*Given task*.
Give every line again exactly as it appears, please, but not the pictures.

►

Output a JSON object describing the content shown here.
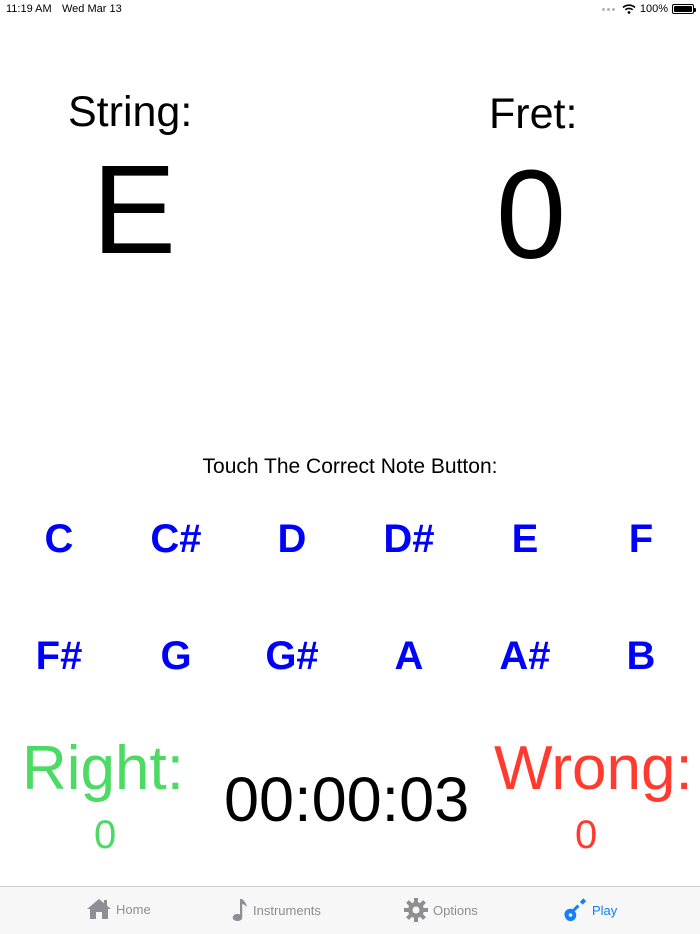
{
  "status_bar": {
    "time": "11:19 AM",
    "date": "Wed Mar 13",
    "battery": "100%"
  },
  "string": {
    "label": "String:",
    "value": "E"
  },
  "fret": {
    "label": "Fret:",
    "value": "0"
  },
  "instruction": "Touch The Correct Note Button:",
  "notes": [
    "C",
    "C#",
    "D",
    "D#",
    "E",
    "F",
    "F#",
    "G",
    "G#",
    "A",
    "A#",
    "B"
  ],
  "score": {
    "right_label": "Right:",
    "right_value": "0",
    "wrong_label": "Wrong:",
    "wrong_value": "0",
    "timer": "00:00:03"
  },
  "colors": {
    "note_button": "#0000ff",
    "right": "#4cd964",
    "wrong": "#ff3b30",
    "tab_active": "#147efb",
    "tab_inactive": "#8e8e93"
  },
  "tab_bar": {
    "tabs": [
      {
        "label": "Home",
        "icon": "house-icon"
      },
      {
        "label": "Instruments",
        "icon": "music-note-icon"
      },
      {
        "label": "Options",
        "icon": "gear-icon"
      },
      {
        "label": "Play",
        "icon": "guitar-icon"
      }
    ],
    "active": "Play"
  }
}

◄

*Output for this task*.
Output a JSON object describing the content shown here.
{
  "status_bar": {
    "time": "11:19 AM",
    "date": "Wed Mar 13",
    "battery": "100%"
  },
  "string": {
    "label": "String:",
    "value": "E"
  },
  "fret": {
    "label": "Fret:",
    "value": "0"
  },
  "instruction": "Touch The Correct Note Button:",
  "notes": [
    "C",
    "C#",
    "D",
    "D#",
    "E",
    "F",
    "F#",
    "G",
    "G#",
    "A",
    "A#",
    "B"
  ],
  "score": {
    "right_label": "Right:",
    "right_value": "0",
    "wrong_label": "Wrong:",
    "wrong_value": "0",
    "timer": "00:00:03"
  },
  "colors": {
    "note_button": "#0000ff",
    "right": "#4cd964",
    "wrong": "#ff3b30",
    "tab_active": "#147efb",
    "tab_inactive": "#8e8e93"
  },
  "tab_bar": {
    "tabs": [
      {
        "label": "Home",
        "icon": "house-icon"
      },
      {
        "label": "Instruments",
        "icon": "music-note-icon"
      },
      {
        "label": "Options",
        "icon": "gear-icon"
      },
      {
        "label": "Play",
        "icon": "guitar-icon"
      }
    ],
    "active": "Play"
  }
}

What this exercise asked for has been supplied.